[Start of Material for this task]

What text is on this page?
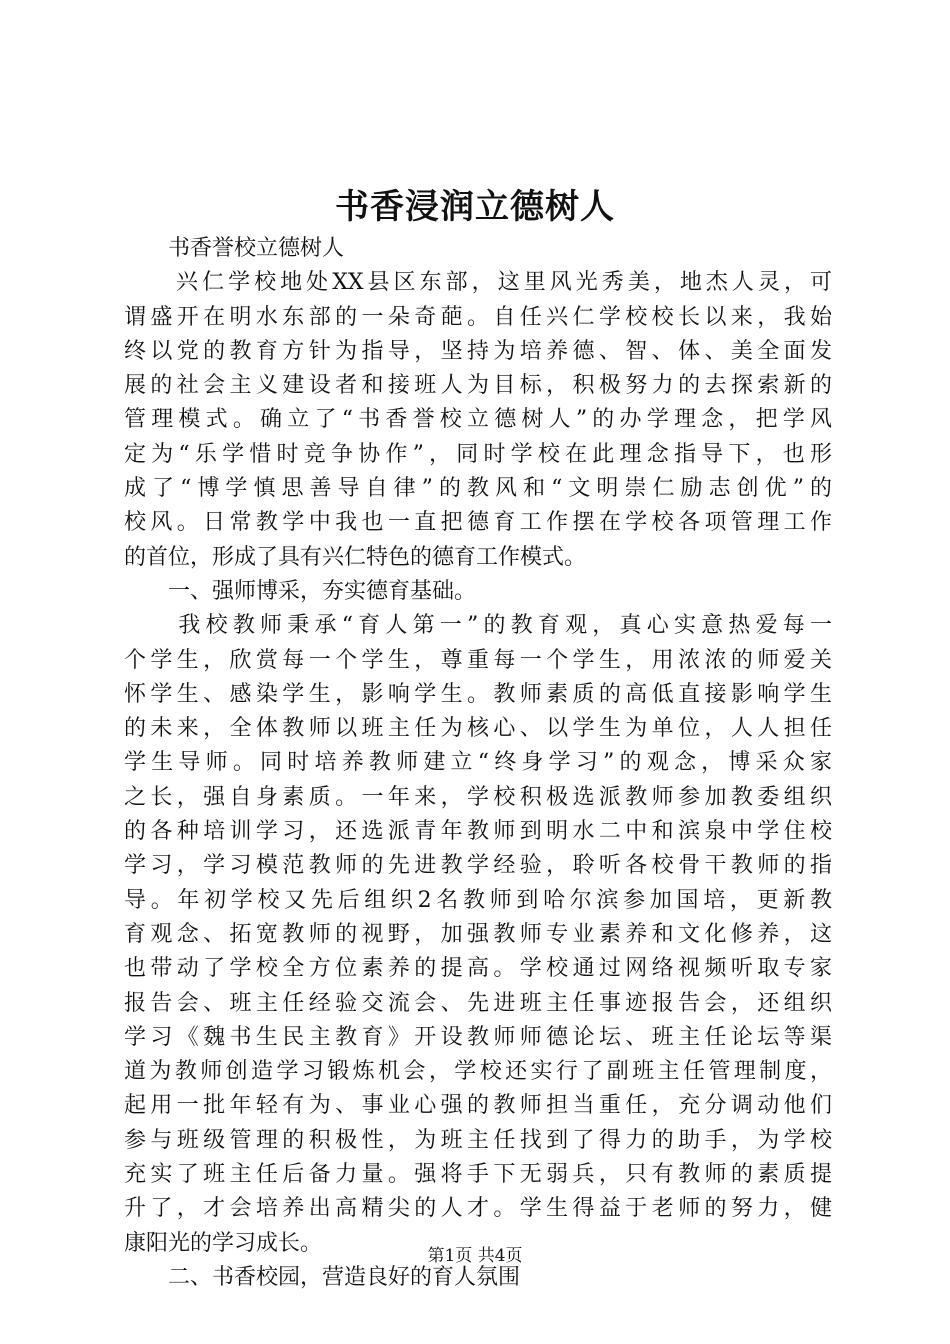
书香浸润立德树人
　　书香誉校立德树人
　　兴仁学校地处XX县区东部，这里风光秀美，地杰人灵，可
谓盛开在明水东部的一朵奇葩。自任兴仁学校校长以来，我始
终以党的教育方针为指导，坚持为培养德、智、体、美全面发
展的社会主义建设者和接班人为目标，积极努力的去探索新的
管理模式。确立了“书香誉校立德树人”的办学理念，把学风
定为“乐学惜时竞争协作”，同时学校在此理念指导下，也形
成了“博学慎思善导自律”的教风和“文明崇仁励志创优”的
校风。日常教学中我也一直把德育工作摆在学校各项管理工作
的首位，形成了具有兴仁特色的德育工作模式。
　　一、强师博采，夯实德育基础。
　　我校教师秉承“育人第一”的教育观，真心实意热爱每一
个学生，欣赏每一个学生，尊重每一个学生，用浓浓的师爱关
怀学生、感染学生，影响学生。教师素质的高低直接影响学生
的未来，全体教师以班主任为核心、以学生为单位，人人担任
学生导师。同时培养教师建立“终身学习”的观念，博采众家
之长，强自身素质。一年来，学校积极选派教师参加教委组织
的各种培训学习，还选派青年教师到明水二中和滨泉中学住校
学习，学习模范教师的先进教学经验，聆听各校骨干教师的指
导。年初学校又先后组织2名教师到哈尔滨参加国培，更新教
育观念、拓宽教师的视野，加强教师专业素养和文化修养，这
也带动了学校全方位素养的提高。学校通过网络视频听取专家
报告会、班主任经验交流会、先进班主任事迹报告会，还组织
学习《魏书生民主教育》开设教师师德论坛、班主任论坛等渠
道为教师创造学习锻炼机会，学校还实行了副班主任管理制度，
起用一批年轻有为、事业心强的教师担当重任，充分调动他们
参与班级管理的积极性，为班主任找到了得力的助手，为学校
充实了班主任后备力量。强将手下无弱兵，只有教师的素质提
升了，才会培养出高精尖的人才。学生得益于老师的努力，健
康阳光的学习成长。
　　二、书香校园，营造良好的育人氛围
第1页 共4页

[End of Material for this task]

_Instructions to follow_:
Pictures appear in the records above. Output everything except them, exactly.

_Task answer_:
What text is on this page?
书香浸润立德树人
　　书香誉校立德树人
　　兴仁学校地处XX县区东部，这里风光秀美，地杰人灵，可
谓盛开在明水东部的一朵奇葩。自任兴仁学校校长以来，我始
终以党的教育方针为指导，坚持为培养德、智、体、美全面发
展的社会主义建设者和接班人为目标，积极努力的去探索新的
管理模式。确立了“书香誉校立德树人”的办学理念，把学风
定为“乐学惜时竞争协作”，同时学校在此理念指导下，也形
成了“博学慎思善导自律”的教风和“文明崇仁励志创优”的
校风。日常教学中我也一直把德育工作摆在学校各项管理工作
的首位，形成了具有兴仁特色的德育工作模式。
　　一、强师博采，夯实德育基础。
　　我校教师秉承“育人第一”的教育观，真心实意热爱每一
个学生，欣赏每一个学生，尊重每一个学生，用浓浓的师爱关
怀学生、感染学生，影响学生。教师素质的高低直接影响学生
的未来，全体教师以班主任为核心、以学生为单位，人人担任
学生导师。同时培养教师建立“终身学习”的观念，博采众家
之长，强自身素质。一年来，学校积极选派教师参加教委组织
的各种培训学习，还选派青年教师到明水二中和滨泉中学住校
学习，学习模范教师的先进教学经验，聆听各校骨干教师的指
导。年初学校又先后组织2名教师到哈尔滨参加国培，更新教
育观念、拓宽教师的视野，加强教师专业素养和文化修养，这
也带动了学校全方位素养的提高。学校通过网络视频听取专家
报告会、班主任经验交流会、先进班主任事迹报告会，还组织
学习《魏书生民主教育》开设教师师德论坛、班主任论坛等渠
道为教师创造学习锻炼机会，学校还实行了副班主任管理制度，
起用一批年轻有为、事业心强的教师担当重任，充分调动他们
参与班级管理的积极性，为班主任找到了得力的助手，为学校
充实了班主任后备力量。强将手下无弱兵，只有教师的素质提
升了，才会培养出高精尖的人才。学生得益于老师的努力，健
康阳光的学习成长。
　　二、书香校园，营造良好的育人氛围
第1页 共4页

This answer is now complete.